*SET TASK*
Print the entries that appear below, exactly as written and without their pictures.

*INFORMATION SHOWN*
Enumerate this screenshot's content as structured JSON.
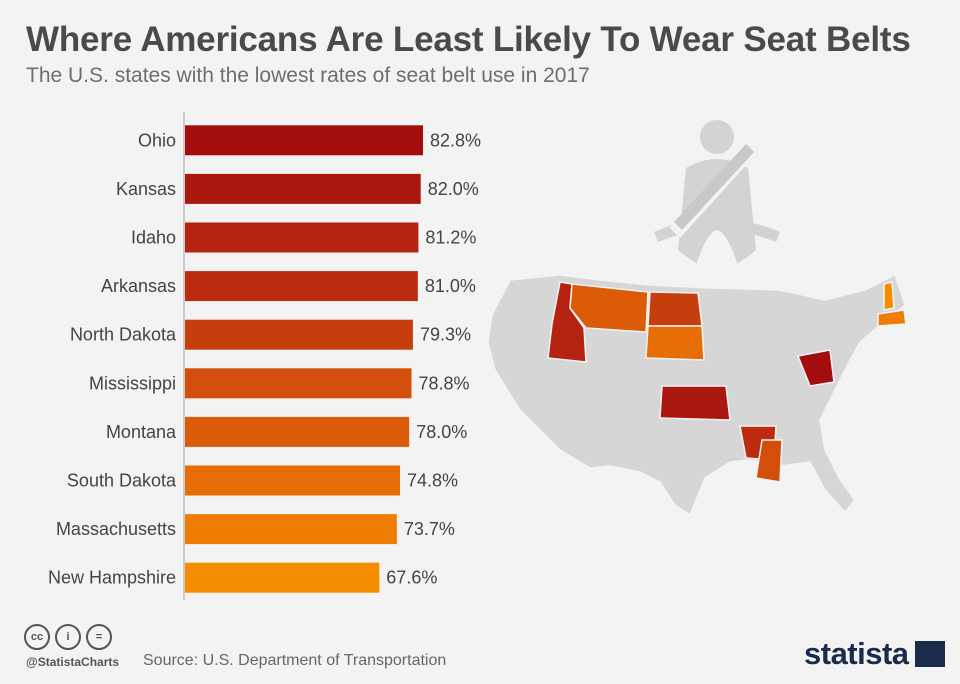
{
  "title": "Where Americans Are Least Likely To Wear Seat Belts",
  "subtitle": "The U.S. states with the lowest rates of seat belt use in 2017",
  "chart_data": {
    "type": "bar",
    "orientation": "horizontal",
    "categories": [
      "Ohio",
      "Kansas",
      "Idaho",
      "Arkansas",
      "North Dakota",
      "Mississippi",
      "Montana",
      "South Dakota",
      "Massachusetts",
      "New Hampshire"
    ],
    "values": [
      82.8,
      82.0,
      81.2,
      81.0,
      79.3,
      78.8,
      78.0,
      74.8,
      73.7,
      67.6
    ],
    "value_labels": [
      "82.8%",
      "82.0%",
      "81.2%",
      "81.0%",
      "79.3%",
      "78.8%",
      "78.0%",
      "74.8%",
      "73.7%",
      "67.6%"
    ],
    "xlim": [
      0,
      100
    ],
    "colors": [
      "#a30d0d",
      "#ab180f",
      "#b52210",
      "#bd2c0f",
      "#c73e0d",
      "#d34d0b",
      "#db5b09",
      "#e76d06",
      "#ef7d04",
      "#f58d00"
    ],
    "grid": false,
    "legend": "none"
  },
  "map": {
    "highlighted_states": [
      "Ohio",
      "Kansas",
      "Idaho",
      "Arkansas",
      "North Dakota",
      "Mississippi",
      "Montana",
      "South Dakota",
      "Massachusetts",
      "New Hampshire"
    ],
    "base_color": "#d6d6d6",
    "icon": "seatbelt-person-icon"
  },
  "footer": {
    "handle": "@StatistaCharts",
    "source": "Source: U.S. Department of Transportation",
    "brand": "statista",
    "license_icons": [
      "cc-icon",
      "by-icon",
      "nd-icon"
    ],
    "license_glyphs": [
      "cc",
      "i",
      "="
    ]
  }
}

*THE RESPONSE*
Enumerate this screenshot's content as structured JSON.
{
  "title": "Where Americans Are Least Likely To Wear Seat Belts",
  "subtitle": "The U.S. states with the lowest rates of seat belt use in 2017",
  "chart_data": {
    "type": "bar",
    "orientation": "horizontal",
    "categories": [
      "Ohio",
      "Kansas",
      "Idaho",
      "Arkansas",
      "North Dakota",
      "Mississippi",
      "Montana",
      "South Dakota",
      "Massachusetts",
      "New Hampshire"
    ],
    "values": [
      82.8,
      82.0,
      81.2,
      81.0,
      79.3,
      78.8,
      78.0,
      74.8,
      73.7,
      67.6
    ],
    "value_labels": [
      "82.8%",
      "82.0%",
      "81.2%",
      "81.0%",
      "79.3%",
      "78.8%",
      "78.0%",
      "74.8%",
      "73.7%",
      "67.6%"
    ],
    "xlim": [
      0,
      100
    ],
    "colors": [
      "#a30d0d",
      "#ab180f",
      "#b52210",
      "#bd2c0f",
      "#c73e0d",
      "#d34d0b",
      "#db5b09",
      "#e76d06",
      "#ef7d04",
      "#f58d00"
    ],
    "grid": false,
    "legend": "none"
  },
  "map": {
    "highlighted_states": [
      "Ohio",
      "Kansas",
      "Idaho",
      "Arkansas",
      "North Dakota",
      "Mississippi",
      "Montana",
      "South Dakota",
      "Massachusetts",
      "New Hampshire"
    ],
    "base_color": "#d6d6d6",
    "icon": "seatbelt-person-icon"
  },
  "footer": {
    "handle": "@StatistaCharts",
    "source": "Source: U.S. Department of Transportation",
    "brand": "statista",
    "license_icons": [
      "cc-icon",
      "by-icon",
      "nd-icon"
    ],
    "license_glyphs": [
      "cc",
      "i",
      "="
    ]
  }
}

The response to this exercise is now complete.